> [DO THIS] Go through the records and show each line where the word "Bingen" occurs.

> [EXCERPTED DATA]
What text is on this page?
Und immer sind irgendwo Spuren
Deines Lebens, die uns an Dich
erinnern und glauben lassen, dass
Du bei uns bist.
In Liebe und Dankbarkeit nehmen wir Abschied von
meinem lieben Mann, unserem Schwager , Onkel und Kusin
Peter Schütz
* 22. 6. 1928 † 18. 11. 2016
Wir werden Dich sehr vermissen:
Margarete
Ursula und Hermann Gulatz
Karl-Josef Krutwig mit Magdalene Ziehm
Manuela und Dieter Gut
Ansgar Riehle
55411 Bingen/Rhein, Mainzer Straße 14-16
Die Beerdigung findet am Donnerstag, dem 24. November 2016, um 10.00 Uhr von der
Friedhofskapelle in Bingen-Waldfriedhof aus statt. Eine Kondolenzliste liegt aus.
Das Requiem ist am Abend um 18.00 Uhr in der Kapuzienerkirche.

> [EXERCISE RESULT]
55411 Bingen/Rhein, Mainzer Straße 14-16
Friedhofskapelle in Bingen-Waldfriedhof aus statt. Eine Kondolenzliste liegt aus.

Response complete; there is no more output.